### Text section
I have a large data frame, ExprsData, with several numeric and NA values. It looks something like this:
Patient | Gene_A | Gene_C | Gene_D |
---|---|---|---|
patient1 | 12 | 16 | NA |
patient2 | 15 | NA | 20 |
My data frame has 15 rows and 14 columns.
I have made a function that is meant to scale and center the values in my data frame:
MyScale <- function (x, scale, center){
removena <- x[!is.na(x)] #remove the NA values
meanofdata <- mean(removena) #calc the mean
stdofdata <- sd(removena) #calc the std
if (scale==TRUE){ #if scale is true
calcvec <- (removena - meanofdata)/stdofdata
return(calcvec)
}else if (center ==TRUE){ #if vec is true
centervec <- removena - meanofdata
return(centervec)
}
}
I tested out my function by running a a single column of my data frame like this:
MyScale (ExprsData$Gene_C, scale = TRUE, center = TRUE)
It works great!
Next, I want to be able to apply my function to my entire data frame, have it output as a data frame, assign it to an object and then save as a csv.
To do this I tried this:
ExprsDataScaled <- as.data.frame(lapply(ExprsData, function(x) MyScale(x = x, scale = TRUE, center = TRUE)))
write.csv(ExprsDataScaled,"?path//filename.csv", row.names = TRUE)
However, when I try to apply my function to my entire data frame, I get the following error: Error in (function (..., row.names = NULL, check.rows = FALSE, check.names = TRUE, : arguments imply differing number of rows: 14, 15
I understand that I am getting this error message because my columns differ in length. I know this is because in my function, I have it remove the NA values. I need to do this because otherwise I run into a lot of errors when I try to scale and center later in the function.
Is there a way to make a data frame with unequal columns? Is there a way to re-insert "NA" back into my data frame once it has been scaled and centered to avoid this error? Or a way to insert blank cells in some columns so they can all be the same length?
CodePudding user response:
This is a better version of you function that does not remove any NA from your data:
(However, the function will still trip on non numeric values for x
, or in cases where scale
and center
are both FALSE. But one could ask oneself why a scale function needs a scale yes or no parameter??)
MyScale <- function (x, scale, center){
meanofdata <- mean(x, na.rm = TRUE)
stdofdata <- sd(x, na.rm = TRUE)
if (scale==TRUE){
calcvec <- (x - meanofdata)/stdofdata
return(calcvec)
}else if (center ==TRUE){
centervec <- x - meanofdata
return(centervec)
}
}

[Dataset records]
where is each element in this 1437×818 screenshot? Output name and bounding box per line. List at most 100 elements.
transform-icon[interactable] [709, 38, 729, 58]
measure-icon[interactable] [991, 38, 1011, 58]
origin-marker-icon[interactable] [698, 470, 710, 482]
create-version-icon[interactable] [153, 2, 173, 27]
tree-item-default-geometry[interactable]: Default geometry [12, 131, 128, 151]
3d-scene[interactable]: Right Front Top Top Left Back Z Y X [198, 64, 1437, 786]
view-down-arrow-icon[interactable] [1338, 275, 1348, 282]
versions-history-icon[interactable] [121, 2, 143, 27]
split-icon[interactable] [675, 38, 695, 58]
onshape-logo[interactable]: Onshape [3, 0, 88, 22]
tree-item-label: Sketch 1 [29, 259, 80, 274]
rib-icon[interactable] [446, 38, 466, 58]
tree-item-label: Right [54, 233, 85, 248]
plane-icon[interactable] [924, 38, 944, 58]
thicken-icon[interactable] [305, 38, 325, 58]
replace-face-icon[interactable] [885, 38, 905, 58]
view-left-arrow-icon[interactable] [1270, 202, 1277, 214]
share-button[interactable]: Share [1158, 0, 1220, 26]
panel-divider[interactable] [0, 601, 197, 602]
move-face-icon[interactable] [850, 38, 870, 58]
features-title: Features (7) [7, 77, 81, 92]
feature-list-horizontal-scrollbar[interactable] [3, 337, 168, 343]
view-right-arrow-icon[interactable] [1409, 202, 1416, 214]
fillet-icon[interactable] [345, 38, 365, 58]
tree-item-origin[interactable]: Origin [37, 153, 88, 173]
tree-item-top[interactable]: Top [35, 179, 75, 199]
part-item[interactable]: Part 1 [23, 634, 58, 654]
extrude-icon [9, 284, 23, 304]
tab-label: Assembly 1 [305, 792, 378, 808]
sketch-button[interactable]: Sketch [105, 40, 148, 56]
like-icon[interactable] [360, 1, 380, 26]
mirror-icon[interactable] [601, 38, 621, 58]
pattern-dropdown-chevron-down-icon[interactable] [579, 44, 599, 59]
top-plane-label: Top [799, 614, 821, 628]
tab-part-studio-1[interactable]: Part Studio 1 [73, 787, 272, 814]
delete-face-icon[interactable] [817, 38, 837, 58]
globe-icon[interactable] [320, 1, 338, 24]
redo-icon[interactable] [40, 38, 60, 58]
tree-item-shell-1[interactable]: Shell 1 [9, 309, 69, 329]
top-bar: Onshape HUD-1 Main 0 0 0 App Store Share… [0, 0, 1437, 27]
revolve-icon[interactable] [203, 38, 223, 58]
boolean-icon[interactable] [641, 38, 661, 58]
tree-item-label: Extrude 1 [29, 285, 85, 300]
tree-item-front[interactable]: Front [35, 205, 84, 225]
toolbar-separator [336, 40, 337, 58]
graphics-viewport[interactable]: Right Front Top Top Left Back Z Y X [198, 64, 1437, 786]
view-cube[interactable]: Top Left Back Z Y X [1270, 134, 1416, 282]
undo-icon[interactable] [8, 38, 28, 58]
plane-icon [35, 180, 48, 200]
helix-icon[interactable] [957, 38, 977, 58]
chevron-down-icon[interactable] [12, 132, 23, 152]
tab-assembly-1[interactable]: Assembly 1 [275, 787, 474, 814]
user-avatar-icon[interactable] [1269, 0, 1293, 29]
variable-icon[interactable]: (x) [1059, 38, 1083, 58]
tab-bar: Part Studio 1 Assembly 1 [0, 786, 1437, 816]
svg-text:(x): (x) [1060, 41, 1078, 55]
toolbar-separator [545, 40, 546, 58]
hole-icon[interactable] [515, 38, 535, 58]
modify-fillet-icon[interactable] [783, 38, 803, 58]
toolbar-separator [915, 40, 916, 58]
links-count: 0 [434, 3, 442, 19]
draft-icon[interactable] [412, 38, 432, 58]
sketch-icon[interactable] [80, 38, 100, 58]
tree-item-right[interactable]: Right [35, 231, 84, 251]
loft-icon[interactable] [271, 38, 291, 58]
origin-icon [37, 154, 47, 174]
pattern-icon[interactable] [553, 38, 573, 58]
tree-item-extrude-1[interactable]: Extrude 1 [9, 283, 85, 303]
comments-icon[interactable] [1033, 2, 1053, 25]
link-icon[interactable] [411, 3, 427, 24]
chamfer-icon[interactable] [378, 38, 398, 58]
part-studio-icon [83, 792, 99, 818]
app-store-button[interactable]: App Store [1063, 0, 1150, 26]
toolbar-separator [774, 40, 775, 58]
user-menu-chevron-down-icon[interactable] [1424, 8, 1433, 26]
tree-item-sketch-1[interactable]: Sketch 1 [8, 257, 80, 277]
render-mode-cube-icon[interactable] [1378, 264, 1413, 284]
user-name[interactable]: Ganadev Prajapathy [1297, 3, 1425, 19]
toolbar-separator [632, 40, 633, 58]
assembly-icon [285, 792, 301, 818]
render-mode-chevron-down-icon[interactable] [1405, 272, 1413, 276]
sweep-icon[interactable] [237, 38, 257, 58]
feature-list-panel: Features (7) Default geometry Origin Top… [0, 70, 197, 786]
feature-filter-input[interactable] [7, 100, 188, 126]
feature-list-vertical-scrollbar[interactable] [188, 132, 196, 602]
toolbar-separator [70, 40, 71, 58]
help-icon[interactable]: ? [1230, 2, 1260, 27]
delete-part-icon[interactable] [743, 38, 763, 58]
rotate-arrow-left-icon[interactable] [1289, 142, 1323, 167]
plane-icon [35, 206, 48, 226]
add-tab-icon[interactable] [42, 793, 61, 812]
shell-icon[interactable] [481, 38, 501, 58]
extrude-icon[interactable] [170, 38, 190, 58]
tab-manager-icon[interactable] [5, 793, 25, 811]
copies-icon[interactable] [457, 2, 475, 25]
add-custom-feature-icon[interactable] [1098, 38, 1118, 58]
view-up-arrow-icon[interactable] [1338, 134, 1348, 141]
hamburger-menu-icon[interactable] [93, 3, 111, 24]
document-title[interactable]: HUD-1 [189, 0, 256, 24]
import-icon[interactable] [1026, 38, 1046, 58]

### What you need to do
Return, word for word, the passage of the R scaling thread that opens with the words containing "To do this I" and closes with "in the function.". You won't need the material for anything here.

### Response area
To do this I tried this:
ExprsDataScaled <- as.data.frame(lapply(ExprsData, function(x) MyScale(x = x, scale = TRUE, center = TRUE)))
write.csv(ExprsDataScaled,"?path//filename.csv", row.names = TRUE)
However, when I try to apply my function to my entire data frame, I get the following error: Error in (function (..., row.names = NULL, check.rows = FALSE, check.names = TRUE, : arguments imply differing number of rows: 14, 15
I understand that I am getting this error message because my columns differ in length. I know this is because in my function, I have it remove the NA values. I need to do this because otherwise I run into a lot of errors when I try to scale and center later in the function.